> Short task: Your task is to repeat the entries word for word while leaving out the pictures.

Saved entries

(begin)

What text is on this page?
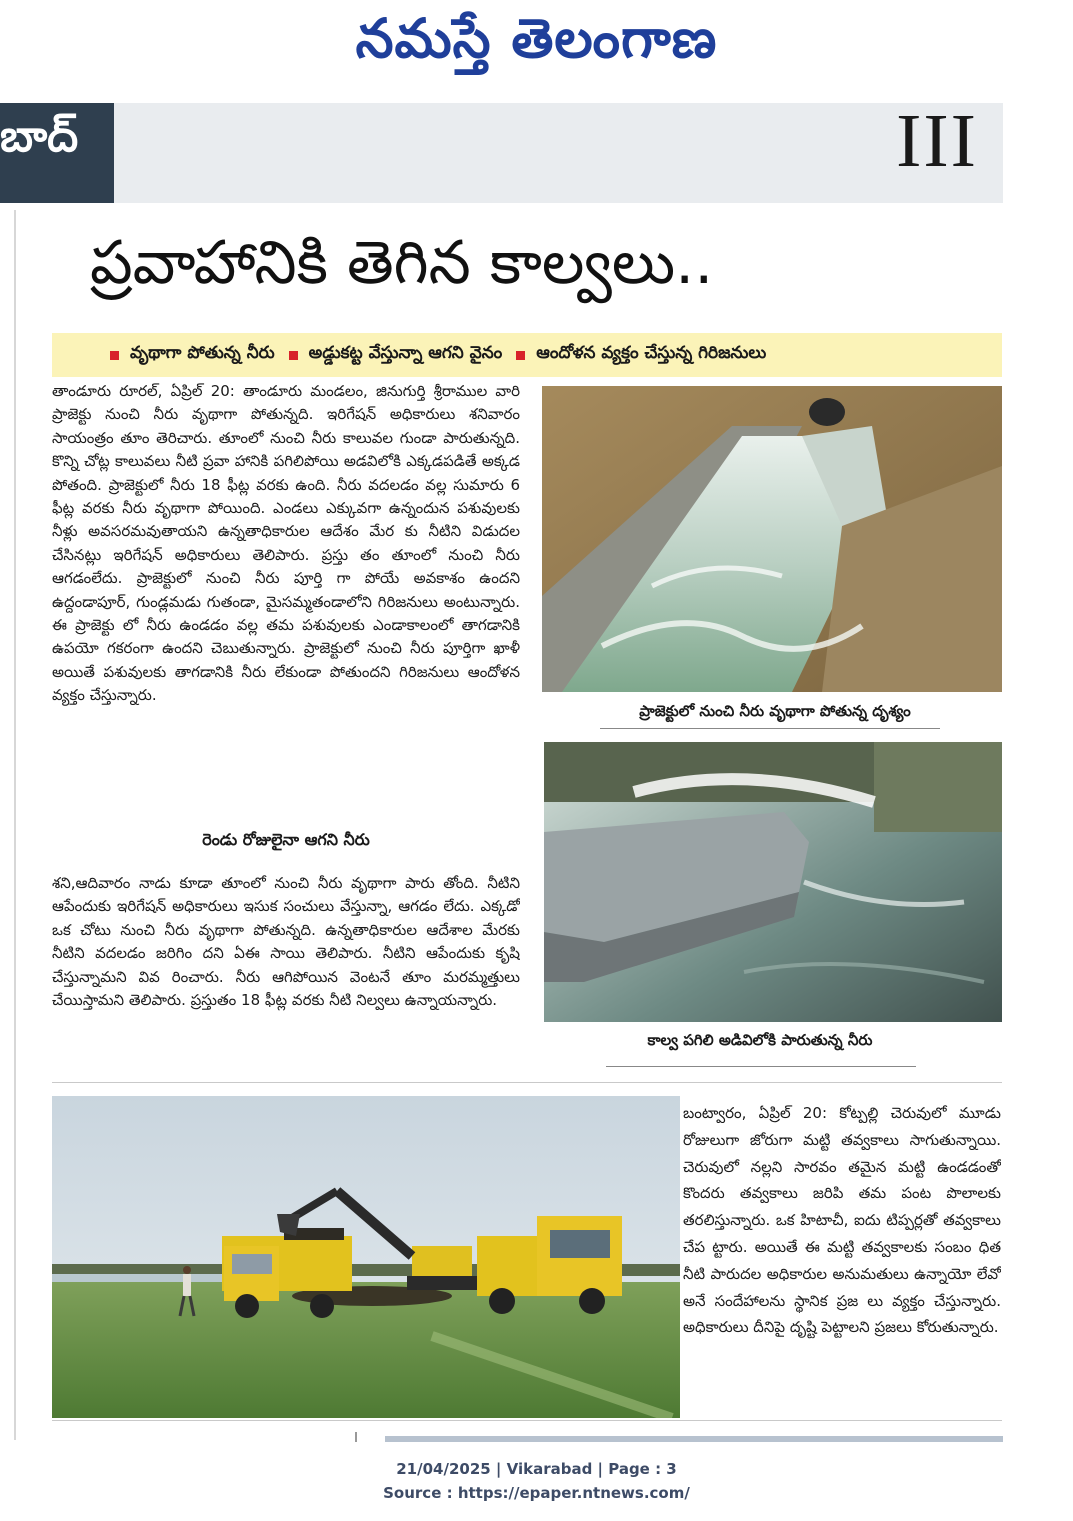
నమస్తే తెలంగాణ
బాద్	III
ప్రవాహానికి తెగిన కాల్వలు..
వృథాగా పోతున్న నీరు అడ్డుకట్ట వేస్తున్నా ఆగని వైనం ఆందోళన వ్యక్తం చేస్తున్న గిరిజనులు
తాండూరు రూరల్, ఏప్రిల్ 20: తాండూరు మండలం, జినుగుర్తి శ్రీరాముల వారి ప్రాజెక్టు నుంచి నీరు వృథాగా పోతున్నది. ఇరిగేషన్ అధికారులు శనివారం సాయంత్రం తూం తెరిచారు. తూంలో నుంచి నీరు కాలువల గుండా పారుతున్నది. కొన్ని చోట్ల కాలువలు నీటి ప్రవా హానికి పగిలిపోయి అడవిలోకి ఎక్కడపడితే అక్కడ పోతంది. ప్రాజెక్టులో నీరు 18 ఫీట్ల వరకు ఉంది. నీరు వదలడం వల్ల సుమారు 6 ఫీట్ల వరకు నీరు వృథాగా పోయింది. ఎండలు ఎక్కువగా ఉన్నందున పశువులకు నీళ్లు అవసరమవుతాయని ఉన్నతాధికారుల ఆదేశం మేర కు నీటిని విడుదల చేసినట్లు ఇరిగేషన్ అధికారులు తెలిపారు. ప్రస్తు తం తూంలో నుంచి నీరు ఆగడంలేదు. ప్రాజెక్టులో నుంచి నీరు పూర్తి గా పోయే అవకాశం ఉందని ఉద్దండాపూర్, గుండ్లమడు గుతండా, మైసమ్మతండాలోని గిరిజనులు అంటున్నారు. ఈ ప్రాజెక్టు లో నీరు ఉండడం వల్ల తమ పశువులకు ఎండాకాలంలో తాగడానికి ఉపయో గకరంగా ఉందని చెబుతున్నారు. ప్రాజెక్టులో నుంచి నీరు పూర్తిగా ఖాళీ అయితే పశువులకు తాగడానికి నీరు లేకుండా పోతుందని గిరిజనులు ఆందోళన వ్యక్తం చేస్తున్నారు.
రెండు రోజులైనా ఆగని నీరు
శని,ఆదివారం నాడు కూడా తూంలో నుంచి నీరు వృథాగా పారు తోంది. నీటిని ఆపేందుకు ఇరిగేషన్ అధికారులు ఇసుక సంచులు వేస్తున్నా, ఆగడం లేదు. ఎక్కడో ఒక చోటు నుంచి నీరు వృథాగా పోతున్నది. ఉన్నతాధికారుల ఆదేశాల మేరకు నీటిని వదలడం జరిగిం దని ఏఈ సాయి తెలిపారు. నీటిని ఆపేందుకు కృషి చేస్తున్నామని వివ రించారు. నీరు ఆగిపోయిన వెంటనే తూం మరమ్మత్తులు చేయిస్తామని తెలిపారు. ప్రస్తుతం 18 ఫీట్ల వరకు నీటి నిల్వలు ఉన్నాయన్నారు.
ప్రాజెక్టులో నుంచి నీరు వృథాగా పోతున్న దృశ్యం
కాల్వ పగిలి అడివిలోకి పారుతున్న నీరు
బంట్వారం, ఏప్రిల్ 20: కోట్పల్లి చెరువులో మూడు రోజులుగా జోరుగా మట్టి తవ్వకాలు సాగుతున్నాయి. చెరువులో నల్లని సారవం తమైన మట్టి ఉండడంతో కొందరు తవ్వకాలు జరిపి తమ పంట పొలాలకు తరలిస్తున్నారు. ఒక హిటాచీ, ఐదు టిప్పర్లతో తవ్వకాలు చేప ట్టారు. అయితే ఈ మట్టి తవ్వకాలకు సంబం ధిత నీటి పారుదల అధికారుల అనుమతులు ఉన్నాయో లేవో అనే సందేహాలను స్థానిక ప్రజ లు వ్యక్తం చేస్తున్నారు. అధికారులు దీనిపై దృష్టి పెట్టాలని ప్రజలు కోరుతున్నారు.
21/04/2025 | Vikarabad | Page : 3
Source : https://epaper.ntnews.com/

(end)

> Solution below:
What text is on this page?
నమస్తే తెలంగాణ
బాద్	III
ప్రవాహానికి తెగిన కాల్వలు..
వృథాగా పోతున్న నీరు అడ్డుకట్ట వేస్తున్నా ఆగని వైనం ఆందోళన వ్యక్తం చేస్తున్న గిరిజనులు
తాండూరు రూరల్, ఏప్రిల్ 20: తాండూరు మండలం, జినుగుర్తి శ్రీరాముల వారి ప్రాజెక్టు నుంచి నీరు వృథాగా పోతున్నది. ఇరిగేషన్ అధికారులు శనివారం సాయంత్రం తూం తెరిచారు. తూంలో నుంచి నీరు కాలువల గుండా పారుతున్నది. కొన్ని చోట్ల కాలువలు నీటి ప్రవా హానికి పగిలిపోయి అడవిలోకి ఎక్కడపడితే అక్కడ పోతంది. ప్రాజెక్టులో నీరు 18 ఫీట్ల వరకు ఉంది. నీరు వదలడం వల్ల సుమారు 6 ఫీట్ల వరకు నీరు వృథాగా పోయింది. ఎండలు ఎక్కువగా ఉన్నందున పశువులకు నీళ్లు అవసరమవుతాయని ఉన్నతాధికారుల ఆదేశం మేర కు నీటిని విడుదల చేసినట్లు ఇరిగేషన్ అధికారులు తెలిపారు. ప్రస్తు తం తూంలో నుంచి నీరు ఆగడంలేదు. ప్రాజెక్టులో నుంచి నీరు పూర్తి గా పోయే అవకాశం ఉందని ఉద్దండాపూర్, గుండ్లమడు గుతండా, మైసమ్మతండాలోని గిరిజనులు అంటున్నారు. ఈ ప్రాజెక్టు లో నీరు ఉండడం వల్ల తమ పశువులకు ఎండాకాలంలో తాగడానికి ఉపయో గకరంగా ఉందని చెబుతున్నారు. ప్రాజెక్టులో నుంచి నీరు పూర్తిగా ఖాళీ అయితే పశువులకు తాగడానికి నీరు లేకుండా పోతుందని గిరిజనులు ఆందోళన వ్యక్తం చేస్తున్నారు.
రెండు రోజులైనా ఆగని నీరు
శని,ఆదివారం నాడు కూడా తూంలో నుంచి నీరు వృథాగా పారు తోంది. నీటిని ఆపేందుకు ఇరిగేషన్ అధికారులు ఇసుక సంచులు వేస్తున్నా, ఆగడం లేదు. ఎక్కడో ఒక చోటు నుంచి నీరు వృథాగా పోతున్నది. ఉన్నతాధికారుల ఆదేశాల మేరకు నీటిని వదలడం జరిగిం దని ఏఈ సాయి తెలిపారు. నీటిని ఆపేందుకు కృషి చేస్తున్నామని వివ రించారు. నీరు ఆగిపోయిన వెంటనే తూం మరమ్మత్తులు చేయిస్తామని తెలిపారు. ప్రస్తుతం 18 ఫీట్ల వరకు నీటి నిల్వలు ఉన్నాయన్నారు.
ప్రాజెక్టులో నుంచి నీరు వృథాగా పోతున్న దృశ్యం
కాల్వ పగిలి అడివిలోకి పారుతున్న నీరు
బంట్వారం, ఏప్రిల్ 20: కోట్పల్లి చెరువులో మూడు రోజులుగా జోరుగా మట్టి తవ్వకాలు సాగుతున్నాయి. చెరువులో నల్లని సారవం తమైన మట్టి ఉండడంతో కొందరు తవ్వకాలు జరిపి తమ పంట పొలాలకు తరలిస్తున్నారు. ఒక హిటాచీ, ఐదు టిప్పర్లతో తవ్వకాలు చేప ట్టారు. అయితే ఈ మట్టి తవ్వకాలకు సంబం ధిత నీటి పారుదల అధికారుల అనుమతులు ఉన్నాయో లేవో అనే సందేహాలను స్థానిక ప్రజ లు వ్యక్తం చేస్తున్నారు. అధికారులు దీనిపై దృష్టి పెట్టాలని ప్రజలు కోరుతున్నారు.
21/04/2025 | Vikarabad | Page : 3
Source : https://epaper.ntnews.com/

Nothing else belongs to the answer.